▸ TRECHO FORNECIDO
○ ○ ○ ○
Entre o Orún e o Aiyê, algumas almas chegam já carregando o mistério do retorno.
Abikú

Nascido para morrer (a bi ku), “O parimos e ele morreu” (a bi o ku): termo que designa crianças ou jovens que desencarnam antes de seus pais. Há, assim, dois tipos de Ábikú: o primeiro, Ábikú-Omode, designando crianças; e o segundo, Ábikú-Agba, referindo-se a jovens ou adultos que desencarnam, via de regra, em momentos significativos de suas vidas e sempre antes dos pais.
Isso apresenta uma alteração da ordem natural que, socialmente, é aceita e entendida como: aqueles que chegaram ao Aiyê (mundo físico) primeiro, voltam primeiro ao Orún (mundo espiritual). Nesta questão, além da lógica natural, está presente a garantia da continuidade no Aiyê e a certeza da lembrança e do culto aos ancestrais, que deixa descendentes que recontarão sua história ao longo dos tempos, garantindo assim a sua sobrevivência na comunidade.
○ ○ ○ ○
▸ DADOS PARA ANÁLISE
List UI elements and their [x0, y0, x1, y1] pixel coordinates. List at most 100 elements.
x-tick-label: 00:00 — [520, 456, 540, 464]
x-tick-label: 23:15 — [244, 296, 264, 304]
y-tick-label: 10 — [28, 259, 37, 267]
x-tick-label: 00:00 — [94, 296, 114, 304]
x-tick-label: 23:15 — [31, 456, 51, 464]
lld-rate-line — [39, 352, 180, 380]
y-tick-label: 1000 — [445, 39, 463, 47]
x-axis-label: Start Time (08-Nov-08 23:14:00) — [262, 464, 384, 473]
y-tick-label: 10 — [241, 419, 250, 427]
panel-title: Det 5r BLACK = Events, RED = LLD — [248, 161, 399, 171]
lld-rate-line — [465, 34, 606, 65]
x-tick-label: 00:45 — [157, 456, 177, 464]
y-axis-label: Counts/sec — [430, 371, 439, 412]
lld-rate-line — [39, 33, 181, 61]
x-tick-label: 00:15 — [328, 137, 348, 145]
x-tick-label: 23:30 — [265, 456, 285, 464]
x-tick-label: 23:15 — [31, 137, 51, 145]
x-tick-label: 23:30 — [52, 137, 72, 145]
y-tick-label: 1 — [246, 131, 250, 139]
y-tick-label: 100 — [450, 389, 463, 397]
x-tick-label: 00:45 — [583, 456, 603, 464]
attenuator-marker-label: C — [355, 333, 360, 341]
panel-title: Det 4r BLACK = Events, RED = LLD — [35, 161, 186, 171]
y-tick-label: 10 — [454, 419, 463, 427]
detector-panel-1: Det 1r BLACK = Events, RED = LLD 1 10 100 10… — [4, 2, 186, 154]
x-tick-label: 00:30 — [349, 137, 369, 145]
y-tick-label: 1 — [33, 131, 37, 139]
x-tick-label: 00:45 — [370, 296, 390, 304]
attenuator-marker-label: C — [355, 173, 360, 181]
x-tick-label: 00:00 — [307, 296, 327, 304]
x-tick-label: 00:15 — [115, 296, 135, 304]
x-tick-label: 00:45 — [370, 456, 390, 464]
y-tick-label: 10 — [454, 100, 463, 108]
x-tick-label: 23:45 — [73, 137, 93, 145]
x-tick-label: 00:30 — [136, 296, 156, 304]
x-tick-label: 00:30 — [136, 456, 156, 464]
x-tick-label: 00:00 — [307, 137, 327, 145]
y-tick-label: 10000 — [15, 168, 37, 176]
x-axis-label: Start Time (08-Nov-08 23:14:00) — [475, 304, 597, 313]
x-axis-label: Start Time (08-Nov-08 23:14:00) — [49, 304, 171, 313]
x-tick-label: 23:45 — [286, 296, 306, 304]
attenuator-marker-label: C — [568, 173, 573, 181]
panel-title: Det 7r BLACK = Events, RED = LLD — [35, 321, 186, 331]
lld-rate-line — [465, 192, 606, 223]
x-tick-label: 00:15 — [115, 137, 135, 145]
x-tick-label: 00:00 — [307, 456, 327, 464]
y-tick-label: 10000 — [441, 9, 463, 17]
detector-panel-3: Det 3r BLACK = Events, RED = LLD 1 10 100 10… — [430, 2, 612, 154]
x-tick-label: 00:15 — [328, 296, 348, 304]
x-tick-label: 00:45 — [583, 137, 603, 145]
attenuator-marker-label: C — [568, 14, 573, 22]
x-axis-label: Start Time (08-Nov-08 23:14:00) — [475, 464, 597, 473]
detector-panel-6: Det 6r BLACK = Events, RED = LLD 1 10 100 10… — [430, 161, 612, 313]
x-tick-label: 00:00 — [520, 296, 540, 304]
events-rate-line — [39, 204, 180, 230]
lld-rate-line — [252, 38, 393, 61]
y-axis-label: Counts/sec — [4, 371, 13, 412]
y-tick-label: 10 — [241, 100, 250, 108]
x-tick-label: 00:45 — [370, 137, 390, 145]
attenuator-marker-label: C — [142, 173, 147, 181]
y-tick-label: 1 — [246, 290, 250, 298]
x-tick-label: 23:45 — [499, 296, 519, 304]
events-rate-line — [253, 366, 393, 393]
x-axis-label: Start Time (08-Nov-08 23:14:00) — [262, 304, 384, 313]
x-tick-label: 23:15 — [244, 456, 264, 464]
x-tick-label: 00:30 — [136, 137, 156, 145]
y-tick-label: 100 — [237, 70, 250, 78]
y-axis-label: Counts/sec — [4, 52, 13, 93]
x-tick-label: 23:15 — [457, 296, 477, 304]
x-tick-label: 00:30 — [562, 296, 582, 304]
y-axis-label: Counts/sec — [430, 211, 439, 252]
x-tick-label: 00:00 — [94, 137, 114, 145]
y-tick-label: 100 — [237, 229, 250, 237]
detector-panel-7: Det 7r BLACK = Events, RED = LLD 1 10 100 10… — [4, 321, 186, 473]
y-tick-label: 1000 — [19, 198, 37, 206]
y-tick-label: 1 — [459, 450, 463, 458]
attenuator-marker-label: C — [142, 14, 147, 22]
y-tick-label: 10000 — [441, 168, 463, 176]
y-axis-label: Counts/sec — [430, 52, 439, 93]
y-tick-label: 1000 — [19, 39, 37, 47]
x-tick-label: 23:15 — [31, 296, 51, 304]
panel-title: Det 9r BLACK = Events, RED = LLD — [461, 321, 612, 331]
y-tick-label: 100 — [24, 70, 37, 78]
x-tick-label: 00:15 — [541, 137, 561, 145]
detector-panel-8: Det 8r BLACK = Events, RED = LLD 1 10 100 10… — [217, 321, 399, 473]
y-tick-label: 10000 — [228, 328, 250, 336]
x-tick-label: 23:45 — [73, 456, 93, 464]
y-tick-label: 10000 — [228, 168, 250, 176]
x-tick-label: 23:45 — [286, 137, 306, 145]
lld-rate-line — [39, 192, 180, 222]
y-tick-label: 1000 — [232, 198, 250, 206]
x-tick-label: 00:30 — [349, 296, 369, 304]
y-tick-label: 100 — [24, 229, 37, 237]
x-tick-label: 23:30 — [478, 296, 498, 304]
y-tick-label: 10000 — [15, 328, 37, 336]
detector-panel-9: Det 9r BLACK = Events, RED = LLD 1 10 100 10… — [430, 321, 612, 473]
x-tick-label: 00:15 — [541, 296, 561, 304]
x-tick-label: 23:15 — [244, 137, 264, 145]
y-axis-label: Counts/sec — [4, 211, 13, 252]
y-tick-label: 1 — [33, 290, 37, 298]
○ ○ ○ ○
▸ ATIVIDADES
1: Segundo o texto sobre os Abikú, o que é o Aiyê?
2: Atualize a parte do texto sobre os Abikú que vai de "Isso apresenta uma" a "sobrevivência na comunidade." e substitua "ancestrais" por "antepassados".
3: Prossiga com o texto sobre os Abikú a partir do ponto em que ele termina.

▸ RESPOSTAS DO EXERCÍCIO
1: O Aiyê é o mundo físico.

2:
Isso apresenta uma alteração da ordem natural que, socialmente, é aceita e entendida como: aqueles que chegaram ao Aiyê (mundo físico) primeiro, voltam primeiro ao Orún (mundo espiritual). Nesta questão, além da lógica natural, está presente a garantia da continuidade no Aiyê e a certeza da lembrança e do culto aos antepassados, que deixa descendentes que recontarão sua história ao longo dos tempos, garantindo assim a sua sobrevivência na comunidade.

3:
No Orún vive um grupo de crianças chamadas Emere ou Egbe, e este grupo constitui o Egbé Orún Ábikú, ou seja, a sociedade das crianças que nascem para morrer. Conta a lenda que a primeira vez que os Abikús vieram para a Terra foi em Awaiye, e constituíram um grupo de duzentos e oitenta, trazidos por Alawaiye, chefe deles no Orún.
Na encruzilhada que une o Orún ao Aiyê (Ikorita Meta), todos pararam e vários pactos foram feitos, definindo o momento particular do retorno de cada um ao Orún. Alguns voltariam quando vissem pela primeira vez o rosto da mãe; outros quando casassem; um terceiro grupo voltaria quando completasse determinado tempo de vida; um quarto grupo voltaria quando tivesse o primeiro filho, e assim por diante. Nem os carinhos e o amor dos pais que viessem a receber, nem mesmo os presentes, seriam capazes de retê-los na Terra.
Esse pacto deveria ser cumprido, e os seus companheiros no Orún (Céu) manter-se-iam presentes na sua vida, interagindo no seu dia a dia para que não se esquecessem e retornassem ao Orún tão logo o momento pactuado ocorresse.